**SELECTED EXCERPT:**
= = = = =

The box office failure certainly has nothing to do with the quality of the film itself. As an audiovisual spectacle, "Playtime" is rivaled only by "2001: A Space Odyssey" (I have always thought of the two films together, and was pleasantly surprised when critic Jonathan Rosenbaum made the same comparison in the liner notes to this DVD.) I first saw "Playtime" on a restored 70mm print, and I count it as the single most memorable movie-going experience of my life. The sheer amount of activity in every frame of this film is so overwhelming that no single viewing can possibly suffice to absorb it all. Action occurs on multiple planes and in multiple directions, and Tati´s long takes and wide shots allow them to unfold in real time, inviting the viewer to choose what he or she wants to watch.

Take the extraordinary scene in which Tati shows the living rooms of four separate apartments (effectively creating a four-way split-screen), all filmed from the outside. Most viewers will focus on the room which Hulot enters with his old war friend, but watch closely again and you´ll notice how the body language of the woman who lives next door is oddly coordinated with the "main" action. Or how about the opening scene at Orly airport which first focuses on a seated couple conversing in mid-ground, but soon expands to follow a parade of different passersby: a confused janitor, a stewardess who walks with robotic precision and turns at sharp ninety degree angles, and so on. Pick a character, any character, and follow him or her; you won´t be making the wrong choice; they´re all important. It was all part of Tati´s plan to "democratize" his film, taking the focus away from any single character and giving everyone their own degree of significance in the film. He particularly wanted to take the focus off his signature character, Monsieur Hulot, and let some of his other actors shine. He even sprinkles a series of fake Hulots throughout the film to further undermine his character´s central role.

= = = = =

**STORED DATA:**

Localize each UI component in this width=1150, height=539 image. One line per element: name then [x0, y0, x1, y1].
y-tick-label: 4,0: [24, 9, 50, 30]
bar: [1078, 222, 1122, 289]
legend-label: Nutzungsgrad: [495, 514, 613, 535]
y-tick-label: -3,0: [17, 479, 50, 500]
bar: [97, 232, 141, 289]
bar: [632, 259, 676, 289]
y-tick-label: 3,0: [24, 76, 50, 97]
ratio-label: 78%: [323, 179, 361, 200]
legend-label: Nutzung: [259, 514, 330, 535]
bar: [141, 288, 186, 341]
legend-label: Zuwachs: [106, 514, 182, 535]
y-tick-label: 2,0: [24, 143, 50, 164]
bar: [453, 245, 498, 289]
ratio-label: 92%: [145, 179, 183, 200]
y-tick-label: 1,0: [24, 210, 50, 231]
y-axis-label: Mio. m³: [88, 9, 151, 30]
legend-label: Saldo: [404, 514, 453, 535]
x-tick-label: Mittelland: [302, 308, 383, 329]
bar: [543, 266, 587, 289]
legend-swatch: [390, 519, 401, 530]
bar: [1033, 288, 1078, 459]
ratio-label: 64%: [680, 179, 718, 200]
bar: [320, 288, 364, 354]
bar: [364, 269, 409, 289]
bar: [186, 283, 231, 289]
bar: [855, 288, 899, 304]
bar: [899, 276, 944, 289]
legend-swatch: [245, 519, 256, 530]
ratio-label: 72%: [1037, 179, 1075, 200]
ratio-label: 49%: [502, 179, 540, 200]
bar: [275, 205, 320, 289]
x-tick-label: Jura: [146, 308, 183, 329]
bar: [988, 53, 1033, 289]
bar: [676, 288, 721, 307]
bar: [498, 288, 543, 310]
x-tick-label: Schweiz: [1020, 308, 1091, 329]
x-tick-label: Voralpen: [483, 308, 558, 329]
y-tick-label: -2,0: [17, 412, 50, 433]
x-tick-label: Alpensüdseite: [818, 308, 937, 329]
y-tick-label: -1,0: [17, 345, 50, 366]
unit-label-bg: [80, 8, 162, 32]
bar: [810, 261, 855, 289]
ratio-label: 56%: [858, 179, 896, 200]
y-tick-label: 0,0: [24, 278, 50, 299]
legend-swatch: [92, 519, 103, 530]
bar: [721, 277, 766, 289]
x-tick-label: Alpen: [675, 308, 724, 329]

= = = = =

**TASK SET:**
a) Copy the passage on Playtime starting with "The box office" and going on through "wants to watch.", renaming "Playtime" as "Play Time" wherever it occurs.
b) According to the passage on Playtime, on what kind of print did the writer first see the film?

**TASK-BY-TASK RESULTS:**
a)
The box office failure certainly has nothing to do with the quality of the film itself. As an audiovisual spectacle, "Play Time" is rivaled only by "2001: A Space Odyssey" (I have always thought of the two films together, and was pleasantly surprised when critic Jonathan Rosenbaum made the same comparison in the liner notes to this DVD.) I first saw "Play Time" on a restored 70mm print, and I count it as the single most memorable movie-going experience of my life. The sheer amount of activity in every frame of this film is so overwhelming that no single viewing can possibly suffice to absorb it all. Action occurs on multiple planes and in multiple directions, and Tati´s long takes and wide shots allow them to unfold in real time, inviting the viewer to choose what he or she wants to watch.

b) A restored 70mm print.